§ DIRECTIONS
Reproduce each line exactly.

## start DATASET EXCERPTS

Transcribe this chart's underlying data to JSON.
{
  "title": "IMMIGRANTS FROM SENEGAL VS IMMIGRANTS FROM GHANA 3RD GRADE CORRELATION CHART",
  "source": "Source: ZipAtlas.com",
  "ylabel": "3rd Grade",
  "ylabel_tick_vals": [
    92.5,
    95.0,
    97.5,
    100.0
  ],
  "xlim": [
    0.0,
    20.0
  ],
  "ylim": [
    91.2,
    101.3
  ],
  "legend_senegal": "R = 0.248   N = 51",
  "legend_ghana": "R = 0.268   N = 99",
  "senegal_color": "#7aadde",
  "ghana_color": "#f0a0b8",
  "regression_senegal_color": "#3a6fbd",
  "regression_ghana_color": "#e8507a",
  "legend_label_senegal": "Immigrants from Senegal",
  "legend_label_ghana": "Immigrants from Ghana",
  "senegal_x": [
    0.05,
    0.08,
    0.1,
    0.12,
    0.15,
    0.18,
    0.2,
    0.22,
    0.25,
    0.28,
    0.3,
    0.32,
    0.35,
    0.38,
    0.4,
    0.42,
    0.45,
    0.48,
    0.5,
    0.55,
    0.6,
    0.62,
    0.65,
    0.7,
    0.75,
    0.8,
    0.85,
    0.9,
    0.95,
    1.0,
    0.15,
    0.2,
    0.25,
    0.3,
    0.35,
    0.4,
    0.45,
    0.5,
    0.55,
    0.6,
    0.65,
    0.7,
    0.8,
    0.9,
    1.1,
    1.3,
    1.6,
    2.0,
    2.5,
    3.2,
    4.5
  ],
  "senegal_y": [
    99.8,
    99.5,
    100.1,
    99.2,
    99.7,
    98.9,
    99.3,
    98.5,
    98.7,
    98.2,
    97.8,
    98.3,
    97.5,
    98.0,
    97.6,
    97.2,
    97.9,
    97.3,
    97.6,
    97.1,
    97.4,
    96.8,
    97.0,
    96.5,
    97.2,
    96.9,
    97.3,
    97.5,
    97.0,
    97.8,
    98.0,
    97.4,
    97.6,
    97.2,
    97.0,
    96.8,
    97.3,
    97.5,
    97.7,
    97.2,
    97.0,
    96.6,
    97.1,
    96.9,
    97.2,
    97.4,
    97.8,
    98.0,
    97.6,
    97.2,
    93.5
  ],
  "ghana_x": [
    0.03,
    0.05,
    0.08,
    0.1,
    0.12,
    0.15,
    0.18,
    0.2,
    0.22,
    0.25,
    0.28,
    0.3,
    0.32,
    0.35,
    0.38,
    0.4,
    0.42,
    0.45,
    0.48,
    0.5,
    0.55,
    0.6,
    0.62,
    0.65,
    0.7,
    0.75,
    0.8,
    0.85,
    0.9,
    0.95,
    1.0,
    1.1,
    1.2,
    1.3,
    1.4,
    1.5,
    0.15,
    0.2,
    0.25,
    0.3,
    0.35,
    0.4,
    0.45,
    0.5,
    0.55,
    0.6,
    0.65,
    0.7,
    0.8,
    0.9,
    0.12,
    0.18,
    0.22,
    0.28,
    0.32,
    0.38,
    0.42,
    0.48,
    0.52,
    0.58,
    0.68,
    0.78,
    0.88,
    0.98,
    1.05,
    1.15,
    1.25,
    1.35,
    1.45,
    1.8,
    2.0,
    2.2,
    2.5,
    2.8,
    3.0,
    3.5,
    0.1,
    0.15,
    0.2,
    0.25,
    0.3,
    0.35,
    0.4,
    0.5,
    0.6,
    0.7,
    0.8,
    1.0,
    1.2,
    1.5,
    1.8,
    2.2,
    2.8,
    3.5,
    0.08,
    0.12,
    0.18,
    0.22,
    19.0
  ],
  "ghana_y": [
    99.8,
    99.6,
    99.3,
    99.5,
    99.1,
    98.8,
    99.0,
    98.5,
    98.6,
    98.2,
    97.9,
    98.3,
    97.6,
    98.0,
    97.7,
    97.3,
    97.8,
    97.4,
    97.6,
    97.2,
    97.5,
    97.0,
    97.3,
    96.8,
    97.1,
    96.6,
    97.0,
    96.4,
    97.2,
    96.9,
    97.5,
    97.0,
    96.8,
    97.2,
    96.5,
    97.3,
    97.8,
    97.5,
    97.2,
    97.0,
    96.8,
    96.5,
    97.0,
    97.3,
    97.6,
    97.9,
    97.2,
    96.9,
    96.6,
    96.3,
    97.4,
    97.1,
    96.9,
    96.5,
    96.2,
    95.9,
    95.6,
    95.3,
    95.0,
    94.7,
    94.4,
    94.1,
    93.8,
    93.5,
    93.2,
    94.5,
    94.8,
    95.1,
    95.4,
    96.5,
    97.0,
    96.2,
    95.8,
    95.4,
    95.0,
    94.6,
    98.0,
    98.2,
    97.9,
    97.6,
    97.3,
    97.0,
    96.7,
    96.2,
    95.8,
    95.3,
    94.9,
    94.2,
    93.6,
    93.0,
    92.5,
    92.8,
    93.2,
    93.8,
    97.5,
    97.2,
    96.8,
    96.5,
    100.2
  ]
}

## end DATASET EXCERPTS

§ FINAL RESULT
Transcribe this chart's underlying data to JSON.
{
  "title": "IMMIGRANTS FROM SENEGAL VS IMMIGRANTS FROM GHANA 3RD GRADE CORRELATION CHART",
  "source": "Source: ZipAtlas.com",
  "ylabel": "3rd Grade",
  "ylabel_tick_vals": [
    92.5,
    95.0,
    97.5,
    100.0
  ],
  "xlim": [
    0.0,
    20.0
  ],
  "ylim": [
    91.2,
    101.3
  ],
  "legend_senegal": "R = 0.248   N = 51",
  "legend_ghana": "R = 0.268   N = 99",
  "senegal_color": "#7aadde",
  "ghana_color": "#f0a0b8",
  "regression_senegal_color": "#3a6fbd",
  "regression_ghana_color": "#e8507a",
  "legend_label_senegal": "Immigrants from Senegal",
  "legend_label_ghana": "Immigrants from Ghana",
  "senegal_x": [
    0.05,
    0.08,
    0.1,
    0.12,
    0.15,
    0.18,
    0.2,
    0.22,
    0.25,
    0.28,
    0.3,
    0.32,
    0.35,
    0.38,
    0.4,
    0.42,
    0.45,
    0.48,
    0.5,
    0.55,
    0.6,
    0.62,
    0.65,
    0.7,
    0.75,
    0.8,
    0.85,
    0.9,
    0.95,
    1.0,
    0.15,
    0.2,
    0.25,
    0.3,
    0.35,
    0.4,
    0.45,
    0.5,
    0.55,
    0.6,
    0.65,
    0.7,
    0.8,
    0.9,
    1.1,
    1.3,
    1.6,
    2.0,
    2.5,
    3.2,
    4.5
  ],
  "senegal_y": [
    99.8,
    99.5,
    100.1,
    99.2,
    99.7,
    98.9,
    99.3,
    98.5,
    98.7,
    98.2,
    97.8,
    98.3,
    97.5,
    98.0,
    97.6,
    97.2,
    97.9,
    97.3,
    97.6,
    97.1,
    97.4,
    96.8,
    97.0,
    96.5,
    97.2,
    96.9,
    97.3,
    97.5,
    97.0,
    97.8,
    98.0,
    97.4,
    97.6,
    97.2,
    97.0,
    96.8,
    97.3,
    97.5,
    97.7,
    97.2,
    97.0,
    96.6,
    97.1,
    96.9,
    97.2,
    97.4,
    97.8,
    98.0,
    97.6,
    97.2,
    93.5
  ],
  "ghana_x": [
    0.03,
    0.05,
    0.08,
    0.1,
    0.12,
    0.15,
    0.18,
    0.2,
    0.22,
    0.25,
    0.28,
    0.3,
    0.32,
    0.35,
    0.38,
    0.4,
    0.42,
    0.45,
    0.48,
    0.5,
    0.55,
    0.6,
    0.62,
    0.65,
    0.7,
    0.75,
    0.8,
    0.85,
    0.9,
    0.95,
    1.0,
    1.1,
    1.2,
    1.3,
    1.4,
    1.5,
    0.15,
    0.2,
    0.25,
    0.3,
    0.35,
    0.4,
    0.45,
    0.5,
    0.55,
    0.6,
    0.65,
    0.7,
    0.8,
    0.9,
    0.12,
    0.18,
    0.22,
    0.28,
    0.32,
    0.38,
    0.42,
    0.48,
    0.52,
    0.58,
    0.68,
    0.78,
    0.88,
    0.98,
    1.05,
    1.15,
    1.25,
    1.35,
    1.45,
    1.8,
    2.0,
    2.2,
    2.5,
    2.8,
    3.0,
    3.5,
    0.1,
    0.15,
    0.2,
    0.25,
    0.3,
    0.35,
    0.4,
    0.5,
    0.6,
    0.7,
    0.8,
    1.0,
    1.2,
    1.5,
    1.8,
    2.2,
    2.8,
    3.5,
    0.08,
    0.12,
    0.18,
    0.22,
    19.0
  ],
  "ghana_y": [
    99.8,
    99.6,
    99.3,
    99.5,
    99.1,
    98.8,
    99.0,
    98.5,
    98.6,
    98.2,
    97.9,
    98.3,
    97.6,
    98.0,
    97.7,
    97.3,
    97.8,
    97.4,
    97.6,
    97.2,
    97.5,
    97.0,
    97.3,
    96.8,
    97.1,
    96.6,
    97.0,
    96.4,
    97.2,
    96.9,
    97.5,
    97.0,
    96.8,
    97.2,
    96.5,
    97.3,
    97.8,
    97.5,
    97.2,
    97.0,
    96.8,
    96.5,
    97.0,
    97.3,
    97.6,
    97.9,
    97.2,
    96.9,
    96.6,
    96.3,
    97.4,
    97.1,
    96.9,
    96.5,
    96.2,
    95.9,
    95.6,
    95.3,
    95.0,
    94.7,
    94.4,
    94.1,
    93.8,
    93.5,
    93.2,
    94.5,
    94.8,
    95.1,
    95.4,
    96.5,
    97.0,
    96.2,
    95.8,
    95.4,
    95.0,
    94.6,
    98.0,
    98.2,
    97.9,
    97.6,
    97.3,
    97.0,
    96.7,
    96.2,
    95.8,
    95.3,
    94.9,
    94.2,
    93.6,
    93.0,
    92.5,
    92.8,
    93.2,
    93.8,
    97.5,
    97.2,
    96.8,
    96.5,
    100.2
  ]
}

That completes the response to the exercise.